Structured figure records

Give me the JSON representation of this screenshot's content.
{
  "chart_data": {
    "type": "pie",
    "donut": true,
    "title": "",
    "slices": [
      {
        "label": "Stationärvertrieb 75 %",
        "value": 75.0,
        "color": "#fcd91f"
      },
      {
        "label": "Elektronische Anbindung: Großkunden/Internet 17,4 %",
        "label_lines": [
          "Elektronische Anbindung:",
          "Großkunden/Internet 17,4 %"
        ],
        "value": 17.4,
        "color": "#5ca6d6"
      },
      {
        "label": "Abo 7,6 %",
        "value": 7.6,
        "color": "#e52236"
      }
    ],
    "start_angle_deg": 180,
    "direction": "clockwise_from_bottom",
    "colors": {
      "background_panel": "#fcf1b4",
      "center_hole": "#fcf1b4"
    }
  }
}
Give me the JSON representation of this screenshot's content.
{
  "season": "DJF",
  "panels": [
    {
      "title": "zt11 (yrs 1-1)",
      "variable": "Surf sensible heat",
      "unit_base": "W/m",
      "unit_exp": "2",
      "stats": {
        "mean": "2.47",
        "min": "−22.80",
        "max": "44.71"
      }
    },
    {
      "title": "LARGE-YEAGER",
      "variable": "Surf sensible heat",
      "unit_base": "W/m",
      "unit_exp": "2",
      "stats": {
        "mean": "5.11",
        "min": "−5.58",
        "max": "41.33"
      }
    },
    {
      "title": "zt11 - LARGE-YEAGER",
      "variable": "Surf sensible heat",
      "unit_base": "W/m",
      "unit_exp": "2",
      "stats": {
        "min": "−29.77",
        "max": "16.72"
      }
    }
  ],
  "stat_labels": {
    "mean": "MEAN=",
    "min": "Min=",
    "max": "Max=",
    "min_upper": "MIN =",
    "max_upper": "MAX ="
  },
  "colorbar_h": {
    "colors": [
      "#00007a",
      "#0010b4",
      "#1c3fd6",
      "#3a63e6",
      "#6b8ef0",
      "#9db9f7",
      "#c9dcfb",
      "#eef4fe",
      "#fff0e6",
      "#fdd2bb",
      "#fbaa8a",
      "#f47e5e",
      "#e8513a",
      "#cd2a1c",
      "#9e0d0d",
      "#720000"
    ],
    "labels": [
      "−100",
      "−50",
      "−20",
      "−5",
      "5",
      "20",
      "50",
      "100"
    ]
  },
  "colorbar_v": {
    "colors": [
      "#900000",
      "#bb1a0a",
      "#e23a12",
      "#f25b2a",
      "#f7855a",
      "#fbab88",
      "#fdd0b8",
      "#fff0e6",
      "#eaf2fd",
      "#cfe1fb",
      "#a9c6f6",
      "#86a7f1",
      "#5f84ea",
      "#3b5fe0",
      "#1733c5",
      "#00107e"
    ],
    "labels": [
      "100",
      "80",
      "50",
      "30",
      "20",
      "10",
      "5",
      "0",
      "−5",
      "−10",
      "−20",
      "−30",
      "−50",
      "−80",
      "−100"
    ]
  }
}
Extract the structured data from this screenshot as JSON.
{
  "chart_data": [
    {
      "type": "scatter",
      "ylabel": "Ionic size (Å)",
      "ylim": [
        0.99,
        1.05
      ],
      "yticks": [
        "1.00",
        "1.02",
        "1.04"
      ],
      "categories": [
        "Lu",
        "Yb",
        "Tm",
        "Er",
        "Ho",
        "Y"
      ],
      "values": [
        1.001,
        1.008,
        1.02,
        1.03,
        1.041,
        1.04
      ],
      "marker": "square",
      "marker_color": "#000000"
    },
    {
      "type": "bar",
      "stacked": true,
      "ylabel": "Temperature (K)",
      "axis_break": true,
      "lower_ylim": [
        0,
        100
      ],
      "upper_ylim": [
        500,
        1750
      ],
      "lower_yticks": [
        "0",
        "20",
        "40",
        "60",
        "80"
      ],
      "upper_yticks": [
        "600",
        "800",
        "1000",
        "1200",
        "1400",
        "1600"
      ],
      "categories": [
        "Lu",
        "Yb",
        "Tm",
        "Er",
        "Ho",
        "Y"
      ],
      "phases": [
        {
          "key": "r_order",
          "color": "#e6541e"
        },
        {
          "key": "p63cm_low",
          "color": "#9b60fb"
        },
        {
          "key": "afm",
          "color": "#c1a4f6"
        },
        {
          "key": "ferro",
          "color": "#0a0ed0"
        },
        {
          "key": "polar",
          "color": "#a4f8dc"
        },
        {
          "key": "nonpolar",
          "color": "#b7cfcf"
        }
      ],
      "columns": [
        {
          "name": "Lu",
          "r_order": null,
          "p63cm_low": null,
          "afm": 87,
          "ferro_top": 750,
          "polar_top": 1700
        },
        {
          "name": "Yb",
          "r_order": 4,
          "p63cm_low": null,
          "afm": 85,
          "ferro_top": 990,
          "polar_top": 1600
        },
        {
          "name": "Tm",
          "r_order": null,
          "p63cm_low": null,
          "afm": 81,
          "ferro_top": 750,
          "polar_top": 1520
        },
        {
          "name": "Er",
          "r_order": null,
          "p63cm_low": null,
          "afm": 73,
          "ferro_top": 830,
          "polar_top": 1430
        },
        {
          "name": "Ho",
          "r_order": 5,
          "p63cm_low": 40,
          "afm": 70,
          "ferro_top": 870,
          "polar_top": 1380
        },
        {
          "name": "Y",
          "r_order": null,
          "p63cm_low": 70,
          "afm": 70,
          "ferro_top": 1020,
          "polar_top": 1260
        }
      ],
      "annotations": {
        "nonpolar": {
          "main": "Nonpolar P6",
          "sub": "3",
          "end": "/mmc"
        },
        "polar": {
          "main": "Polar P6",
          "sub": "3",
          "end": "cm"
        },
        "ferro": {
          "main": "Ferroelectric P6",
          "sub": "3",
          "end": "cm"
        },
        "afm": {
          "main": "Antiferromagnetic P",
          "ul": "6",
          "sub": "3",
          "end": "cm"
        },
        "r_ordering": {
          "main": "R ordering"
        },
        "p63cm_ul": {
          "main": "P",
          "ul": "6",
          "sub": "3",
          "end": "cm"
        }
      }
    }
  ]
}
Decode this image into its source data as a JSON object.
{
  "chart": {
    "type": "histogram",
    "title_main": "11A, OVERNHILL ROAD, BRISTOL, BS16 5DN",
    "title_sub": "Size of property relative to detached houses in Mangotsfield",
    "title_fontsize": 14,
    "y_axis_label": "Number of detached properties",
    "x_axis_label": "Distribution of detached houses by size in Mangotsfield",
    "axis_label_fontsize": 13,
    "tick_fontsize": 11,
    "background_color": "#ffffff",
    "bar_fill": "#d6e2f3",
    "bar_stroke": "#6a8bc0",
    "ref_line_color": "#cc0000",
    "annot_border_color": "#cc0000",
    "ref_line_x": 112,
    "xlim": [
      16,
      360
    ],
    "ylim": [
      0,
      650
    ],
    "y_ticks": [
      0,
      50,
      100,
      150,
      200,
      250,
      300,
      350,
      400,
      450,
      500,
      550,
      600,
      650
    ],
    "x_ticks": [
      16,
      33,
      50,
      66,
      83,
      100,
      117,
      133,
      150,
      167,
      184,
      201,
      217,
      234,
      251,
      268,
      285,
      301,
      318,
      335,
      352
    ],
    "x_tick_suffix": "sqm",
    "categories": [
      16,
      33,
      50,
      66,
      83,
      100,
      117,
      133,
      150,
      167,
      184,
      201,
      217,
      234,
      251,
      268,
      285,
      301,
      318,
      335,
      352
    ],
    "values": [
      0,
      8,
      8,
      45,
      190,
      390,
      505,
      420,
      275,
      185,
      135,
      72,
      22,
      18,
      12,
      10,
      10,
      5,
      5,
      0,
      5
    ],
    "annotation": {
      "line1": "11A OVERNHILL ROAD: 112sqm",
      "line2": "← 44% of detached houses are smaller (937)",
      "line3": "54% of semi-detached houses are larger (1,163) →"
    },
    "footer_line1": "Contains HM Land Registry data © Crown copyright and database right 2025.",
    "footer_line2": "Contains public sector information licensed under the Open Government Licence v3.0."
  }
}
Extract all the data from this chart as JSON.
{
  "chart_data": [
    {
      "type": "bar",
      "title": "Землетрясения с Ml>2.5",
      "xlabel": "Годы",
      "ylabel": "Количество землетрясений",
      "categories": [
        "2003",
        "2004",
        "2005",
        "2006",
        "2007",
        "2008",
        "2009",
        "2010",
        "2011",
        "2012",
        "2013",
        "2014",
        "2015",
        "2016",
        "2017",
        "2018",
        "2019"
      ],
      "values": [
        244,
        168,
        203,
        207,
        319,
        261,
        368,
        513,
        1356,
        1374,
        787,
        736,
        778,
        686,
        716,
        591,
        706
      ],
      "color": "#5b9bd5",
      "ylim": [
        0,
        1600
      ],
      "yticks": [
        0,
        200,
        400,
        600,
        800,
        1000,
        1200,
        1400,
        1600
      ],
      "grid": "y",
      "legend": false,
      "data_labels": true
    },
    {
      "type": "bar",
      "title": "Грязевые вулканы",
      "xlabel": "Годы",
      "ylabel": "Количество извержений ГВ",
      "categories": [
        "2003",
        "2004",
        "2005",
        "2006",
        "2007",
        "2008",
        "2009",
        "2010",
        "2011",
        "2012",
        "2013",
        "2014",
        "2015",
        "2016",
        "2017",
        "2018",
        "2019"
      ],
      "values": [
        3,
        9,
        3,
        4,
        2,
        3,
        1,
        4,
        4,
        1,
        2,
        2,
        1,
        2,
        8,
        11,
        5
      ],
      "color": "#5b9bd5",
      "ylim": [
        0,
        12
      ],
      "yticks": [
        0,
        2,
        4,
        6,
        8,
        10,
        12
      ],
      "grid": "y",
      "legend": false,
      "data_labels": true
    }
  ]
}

§ Written problem: Report each line of the material above where the word "JSON" appears.

§ Solution for this task:
Give me the JSON representation of this screenshot's content.
Give me the JSON representation of this screenshot's content.
Extract the structured data from this screenshot as JSON.
Decode this image into its source data as a JSON object.
Extract all the data from this chart as JSON.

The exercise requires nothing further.